** Start RECORDS FOR THIS TASK **
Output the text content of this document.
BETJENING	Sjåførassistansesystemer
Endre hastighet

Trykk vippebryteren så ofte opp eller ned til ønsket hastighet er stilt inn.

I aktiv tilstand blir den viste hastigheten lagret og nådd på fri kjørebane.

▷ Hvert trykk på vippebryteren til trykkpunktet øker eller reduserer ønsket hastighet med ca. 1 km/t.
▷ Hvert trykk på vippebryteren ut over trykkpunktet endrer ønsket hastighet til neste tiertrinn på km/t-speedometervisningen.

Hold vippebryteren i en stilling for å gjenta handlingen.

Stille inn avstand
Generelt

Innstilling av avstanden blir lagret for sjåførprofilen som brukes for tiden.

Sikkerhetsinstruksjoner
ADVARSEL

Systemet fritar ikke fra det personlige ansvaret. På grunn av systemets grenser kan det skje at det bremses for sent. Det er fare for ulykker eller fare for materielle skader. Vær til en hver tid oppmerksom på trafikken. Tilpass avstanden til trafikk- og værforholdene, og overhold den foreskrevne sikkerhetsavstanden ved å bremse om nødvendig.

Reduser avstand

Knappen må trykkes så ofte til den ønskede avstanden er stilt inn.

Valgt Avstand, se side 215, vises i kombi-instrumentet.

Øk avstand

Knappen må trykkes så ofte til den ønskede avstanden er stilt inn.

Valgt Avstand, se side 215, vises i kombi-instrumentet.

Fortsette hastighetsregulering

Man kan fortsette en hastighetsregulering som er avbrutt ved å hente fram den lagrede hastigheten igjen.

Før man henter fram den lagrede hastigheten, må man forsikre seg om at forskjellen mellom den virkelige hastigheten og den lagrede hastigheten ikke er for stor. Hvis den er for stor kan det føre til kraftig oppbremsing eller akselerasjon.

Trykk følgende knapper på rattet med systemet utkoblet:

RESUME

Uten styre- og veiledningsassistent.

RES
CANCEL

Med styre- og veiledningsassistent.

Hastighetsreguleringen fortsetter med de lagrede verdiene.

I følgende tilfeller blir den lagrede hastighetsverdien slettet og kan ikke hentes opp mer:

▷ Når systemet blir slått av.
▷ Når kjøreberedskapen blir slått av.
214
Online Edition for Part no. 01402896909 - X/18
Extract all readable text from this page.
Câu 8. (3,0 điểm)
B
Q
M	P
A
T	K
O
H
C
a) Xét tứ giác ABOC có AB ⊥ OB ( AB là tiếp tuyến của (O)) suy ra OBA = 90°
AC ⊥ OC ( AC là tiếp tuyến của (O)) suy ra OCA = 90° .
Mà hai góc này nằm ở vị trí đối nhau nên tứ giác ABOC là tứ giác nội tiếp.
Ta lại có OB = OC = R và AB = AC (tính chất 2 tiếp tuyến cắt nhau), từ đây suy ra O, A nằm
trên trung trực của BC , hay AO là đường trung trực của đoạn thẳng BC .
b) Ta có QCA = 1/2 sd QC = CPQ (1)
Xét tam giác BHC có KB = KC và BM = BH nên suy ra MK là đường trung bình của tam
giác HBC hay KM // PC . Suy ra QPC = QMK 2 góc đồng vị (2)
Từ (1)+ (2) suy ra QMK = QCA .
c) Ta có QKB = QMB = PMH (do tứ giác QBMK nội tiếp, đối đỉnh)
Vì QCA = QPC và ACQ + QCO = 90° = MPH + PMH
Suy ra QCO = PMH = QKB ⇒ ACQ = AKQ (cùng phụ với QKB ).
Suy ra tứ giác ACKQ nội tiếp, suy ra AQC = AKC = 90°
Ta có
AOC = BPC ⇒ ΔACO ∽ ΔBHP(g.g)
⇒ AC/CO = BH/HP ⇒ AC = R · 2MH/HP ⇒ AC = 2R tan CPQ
** End RECORDS FOR THIS TASK **
**WHAT NEEDS TO BE DONE**: Extract each line holding the word "slått" from the records.

**WRITTEN REPLY**:
▷ Når systemet blir slått av.
▷ Når kjøreberedskapen blir slått av.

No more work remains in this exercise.